-- Begin Dataset entries --

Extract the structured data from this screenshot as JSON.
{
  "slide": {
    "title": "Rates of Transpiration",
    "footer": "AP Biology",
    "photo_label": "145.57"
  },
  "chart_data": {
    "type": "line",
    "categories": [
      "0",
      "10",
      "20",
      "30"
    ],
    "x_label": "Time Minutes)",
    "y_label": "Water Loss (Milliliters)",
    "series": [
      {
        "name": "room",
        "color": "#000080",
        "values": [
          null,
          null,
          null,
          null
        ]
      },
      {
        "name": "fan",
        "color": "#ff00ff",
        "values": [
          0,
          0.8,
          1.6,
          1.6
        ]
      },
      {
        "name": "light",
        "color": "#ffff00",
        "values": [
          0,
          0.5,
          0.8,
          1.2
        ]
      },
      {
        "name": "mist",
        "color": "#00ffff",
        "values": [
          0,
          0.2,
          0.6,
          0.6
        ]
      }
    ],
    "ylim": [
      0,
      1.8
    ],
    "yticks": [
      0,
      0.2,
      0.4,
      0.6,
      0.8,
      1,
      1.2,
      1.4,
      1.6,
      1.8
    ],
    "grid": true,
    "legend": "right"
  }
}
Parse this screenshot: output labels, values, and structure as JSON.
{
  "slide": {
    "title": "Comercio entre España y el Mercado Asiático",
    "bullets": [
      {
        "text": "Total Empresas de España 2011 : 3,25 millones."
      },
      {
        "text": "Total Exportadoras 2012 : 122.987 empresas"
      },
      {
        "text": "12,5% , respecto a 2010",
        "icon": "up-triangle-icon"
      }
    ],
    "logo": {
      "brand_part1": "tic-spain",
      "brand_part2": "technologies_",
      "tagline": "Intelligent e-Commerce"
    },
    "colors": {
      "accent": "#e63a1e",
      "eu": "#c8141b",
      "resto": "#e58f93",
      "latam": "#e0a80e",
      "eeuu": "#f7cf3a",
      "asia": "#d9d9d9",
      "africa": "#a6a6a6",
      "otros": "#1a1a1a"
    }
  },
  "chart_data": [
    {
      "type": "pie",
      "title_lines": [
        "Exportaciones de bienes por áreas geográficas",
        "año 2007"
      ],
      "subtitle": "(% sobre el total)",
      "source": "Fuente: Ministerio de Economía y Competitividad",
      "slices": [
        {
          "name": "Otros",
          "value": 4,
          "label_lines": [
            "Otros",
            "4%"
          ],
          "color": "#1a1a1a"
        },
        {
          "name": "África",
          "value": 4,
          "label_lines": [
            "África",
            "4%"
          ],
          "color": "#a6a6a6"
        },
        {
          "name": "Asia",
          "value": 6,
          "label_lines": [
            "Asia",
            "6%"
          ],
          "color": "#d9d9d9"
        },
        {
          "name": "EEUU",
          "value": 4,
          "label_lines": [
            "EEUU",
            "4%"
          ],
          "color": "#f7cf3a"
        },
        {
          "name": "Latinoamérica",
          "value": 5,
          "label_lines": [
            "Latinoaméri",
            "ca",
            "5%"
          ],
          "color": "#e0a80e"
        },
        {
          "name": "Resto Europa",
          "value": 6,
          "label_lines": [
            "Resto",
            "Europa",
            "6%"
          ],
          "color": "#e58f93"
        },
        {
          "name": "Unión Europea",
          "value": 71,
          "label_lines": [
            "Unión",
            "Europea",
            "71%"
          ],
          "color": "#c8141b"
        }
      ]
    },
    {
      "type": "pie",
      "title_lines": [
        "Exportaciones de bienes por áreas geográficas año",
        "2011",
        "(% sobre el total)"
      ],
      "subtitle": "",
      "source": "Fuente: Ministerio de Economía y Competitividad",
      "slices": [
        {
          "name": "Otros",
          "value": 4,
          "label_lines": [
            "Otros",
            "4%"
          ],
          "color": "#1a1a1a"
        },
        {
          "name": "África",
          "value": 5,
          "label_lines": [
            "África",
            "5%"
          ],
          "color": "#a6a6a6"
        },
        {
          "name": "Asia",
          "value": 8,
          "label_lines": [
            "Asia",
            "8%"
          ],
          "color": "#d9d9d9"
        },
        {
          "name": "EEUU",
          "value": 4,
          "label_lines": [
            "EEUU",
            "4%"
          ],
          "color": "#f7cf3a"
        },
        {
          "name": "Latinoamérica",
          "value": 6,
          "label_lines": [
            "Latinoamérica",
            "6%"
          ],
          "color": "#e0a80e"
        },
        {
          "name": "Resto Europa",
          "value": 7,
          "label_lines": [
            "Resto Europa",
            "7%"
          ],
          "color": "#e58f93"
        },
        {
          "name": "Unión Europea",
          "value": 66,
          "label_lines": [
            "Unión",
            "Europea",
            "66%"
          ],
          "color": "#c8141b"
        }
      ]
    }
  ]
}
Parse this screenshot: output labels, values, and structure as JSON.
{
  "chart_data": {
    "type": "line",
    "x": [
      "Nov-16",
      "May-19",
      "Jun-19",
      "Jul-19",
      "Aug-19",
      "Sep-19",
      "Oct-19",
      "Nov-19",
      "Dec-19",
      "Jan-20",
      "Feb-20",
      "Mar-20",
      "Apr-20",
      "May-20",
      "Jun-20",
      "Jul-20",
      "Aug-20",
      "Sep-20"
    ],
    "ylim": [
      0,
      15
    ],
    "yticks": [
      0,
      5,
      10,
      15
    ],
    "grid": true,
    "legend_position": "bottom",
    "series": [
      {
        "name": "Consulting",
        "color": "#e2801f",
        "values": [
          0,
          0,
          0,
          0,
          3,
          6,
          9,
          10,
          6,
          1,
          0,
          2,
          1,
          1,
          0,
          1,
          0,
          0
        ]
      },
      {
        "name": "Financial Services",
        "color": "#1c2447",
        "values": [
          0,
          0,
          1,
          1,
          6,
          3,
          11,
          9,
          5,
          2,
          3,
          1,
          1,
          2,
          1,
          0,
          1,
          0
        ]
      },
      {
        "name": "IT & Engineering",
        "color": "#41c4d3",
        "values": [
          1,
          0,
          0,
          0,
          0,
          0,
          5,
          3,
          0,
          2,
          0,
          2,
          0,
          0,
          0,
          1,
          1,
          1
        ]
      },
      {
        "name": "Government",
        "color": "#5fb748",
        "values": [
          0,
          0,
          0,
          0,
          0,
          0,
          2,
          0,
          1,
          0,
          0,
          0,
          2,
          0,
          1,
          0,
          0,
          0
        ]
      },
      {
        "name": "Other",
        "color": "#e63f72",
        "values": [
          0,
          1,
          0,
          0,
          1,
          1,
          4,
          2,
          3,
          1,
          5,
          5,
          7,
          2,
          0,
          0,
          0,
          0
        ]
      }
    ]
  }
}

-- End Dataset entries --

Reproduce the material above exactly; please quote every line of it.

*Full output*
Extract the structured data from this screenshot as JSON.
{
  "slide": {
    "title": "Rates of Transpiration",
    "footer": "AP Biology",
    "photo_label": "145.57"
  },
  "chart_data": {
    "type": "line",
    "categories": [
      "0",
      "10",
      "20",
      "30"
    ],
    "x_label": "Time Minutes)",
    "y_label": "Water Loss (Milliliters)",
    "series": [
      {
        "name": "room",
        "color": "#000080",
        "values": [
          null,
          null,
          null,
          null
        ]
      },
      {
        "name": "fan",
        "color": "#ff00ff",
        "values": [
          0,
          0.8,
          1.6,
          1.6
        ]
      },
      {
        "name": "light",
        "color": "#ffff00",
        "values": [
          0,
          0.5,
          0.8,
          1.2
        ]
      },
      {
        "name": "mist",
        "color": "#00ffff",
        "values": [
          0,
          0.2,
          0.6,
          0.6
        ]
      }
    ],
    "ylim": [
      0,
      1.8
    ],
    "yticks": [
      0,
      0.2,
      0.4,
      0.6,
      0.8,
      1,
      1.2,
      1.4,
      1.6,
      1.8
    ],
    "grid": true,
    "legend": "right"
  }
}
Parse this screenshot: output labels, values, and structure as JSON.
{
  "slide": {
    "title": "Comercio entre España y el Mercado Asiático",
    "bullets": [
      {
        "text": "Total Empresas de España 2011 : 3,25 millones."
      },
      {
        "text": "Total Exportadoras 2012 : 122.987 empresas"
      },
      {
        "text": "12,5% , respecto a 2010",
        "icon": "up-triangle-icon"
      }
    ],
    "logo": {
      "brand_part1": "tic-spain",
      "brand_part2": "technologies_",
      "tagline": "Intelligent e-Commerce"
    },
    "colors": {
      "accent": "#e63a1e",
      "eu": "#c8141b",
      "resto": "#e58f93",
      "latam": "#e0a80e",
      "eeuu": "#f7cf3a",
      "asia": "#d9d9d9",
      "africa": "#a6a6a6",
      "otros": "#1a1a1a"
    }
  },
  "chart_data": [
    {
      "type": "pie",
      "title_lines": [
        "Exportaciones de bienes por áreas geográficas",
        "año 2007"
      ],
      "subtitle": "(% sobre el total)",
      "source": "Fuente: Ministerio de Economía y Competitividad",
      "slices": [
        {
          "name": "Otros",
          "value": 4,
          "label_lines": [
            "Otros",
            "4%"
          ],
          "color": "#1a1a1a"
        },
        {
          "name": "África",
          "value": 4,
          "label_lines": [
            "África",
            "4%"
          ],
          "color": "#a6a6a6"
        },
        {
          "name": "Asia",
          "value": 6,
          "label_lines": [
            "Asia",
            "6%"
          ],
          "color": "#d9d9d9"
        },
        {
          "name": "EEUU",
          "value": 4,
          "label_lines": [
            "EEUU",
            "4%"
          ],
          "color": "#f7cf3a"
        },
        {
          "name": "Latinoamérica",
          "value": 5,
          "label_lines": [
            "Latinoaméri",
            "ca",
            "5%"
          ],
          "color": "#e0a80e"
        },
        {
          "name": "Resto Europa",
          "value": 6,
          "label_lines": [
            "Resto",
            "Europa",
            "6%"
          ],
          "color": "#e58f93"
        },
        {
          "name": "Unión Europea",
          "value": 71,
          "label_lines": [
            "Unión",
            "Europea",
            "71%"
          ],
          "color": "#c8141b"
        }
      ]
    },
    {
      "type": "pie",
      "title_lines": [
        "Exportaciones de bienes por áreas geográficas año",
        "2011",
        "(% sobre el total)"
      ],
      "subtitle": "",
      "source": "Fuente: Ministerio de Economía y Competitividad",
      "slices": [
        {
          "name": "Otros",
          "value": 4,
          "label_lines": [
            "Otros",
            "4%"
          ],
          "color": "#1a1a1a"
        },
        {
          "name": "África",
          "value": 5,
          "label_lines": [
            "África",
            "5%"
          ],
          "color": "#a6a6a6"
        },
        {
          "name": "Asia",
          "value": 8,
          "label_lines": [
            "Asia",
            "8%"
          ],
          "color": "#d9d9d9"
        },
        {
          "name": "EEUU",
          "value": 4,
          "label_lines": [
            "EEUU",
            "4%"
          ],
          "color": "#f7cf3a"
        },
        {
          "name": "Latinoamérica",
          "value": 6,
          "label_lines": [
            "Latinoamérica",
            "6%"
          ],
          "color": "#e0a80e"
        },
        {
          "name": "Resto Europa",
          "value": 7,
          "label_lines": [
            "Resto Europa",
            "7%"
          ],
          "color": "#e58f93"
        },
        {
          "name": "Unión Europea",
          "value": 66,
          "label_lines": [
            "Unión",
            "Europea",
            "66%"
          ],
          "color": "#c8141b"
        }
      ]
    }
  ]
}
Parse this screenshot: output labels, values, and structure as JSON.
{
  "chart_data": {
    "type": "line",
    "x": [
      "Nov-16",
      "May-19",
      "Jun-19",
      "Jul-19",
      "Aug-19",
      "Sep-19",
      "Oct-19",
      "Nov-19",
      "Dec-19",
      "Jan-20",
      "Feb-20",
      "Mar-20",
      "Apr-20",
      "May-20",
      "Jun-20",
      "Jul-20",
      "Aug-20",
      "Sep-20"
    ],
    "ylim": [
      0,
      15
    ],
    "yticks": [
      0,
      5,
      10,
      15
    ],
    "grid": true,
    "legend_position": "bottom",
    "series": [
      {
        "name": "Consulting",
        "color": "#e2801f",
        "values": [
          0,
          0,
          0,
          0,
          3,
          6,
          9,
          10,
          6,
          1,
          0,
          2,
          1,
          1,
          0,
          1,
          0,
          0
        ]
      },
      {
        "name": "Financial Services",
        "color": "#1c2447",
        "values": [
          0,
          0,
          1,
          1,
          6,
          3,
          11,
          9,
          5,
          2,
          3,
          1,
          1,
          2,
          1,
          0,
          1,
          0
        ]
      },
      {
        "name": "IT & Engineering",
        "color": "#41c4d3",
        "values": [
          1,
          0,
          0,
          0,
          0,
          0,
          5,
          3,
          0,
          2,
          0,
          2,
          0,
          0,
          0,
          1,
          1,
          1
        ]
      },
      {
        "name": "Government",
        "color": "#5fb748",
        "values": [
          0,
          0,
          0,
          0,
          0,
          0,
          2,
          0,
          1,
          0,
          0,
          0,
          2,
          0,
          1,
          0,
          0,
          0
        ]
      },
      {
        "name": "Other",
        "color": "#e63f72",
        "values": [
          0,
          1,
          0,
          0,
          1,
          1,
          4,
          2,
          3,
          1,
          5,
          5,
          7,
          2,
          0,
          0,
          0,
          0
        ]
      }
    ]
  }
}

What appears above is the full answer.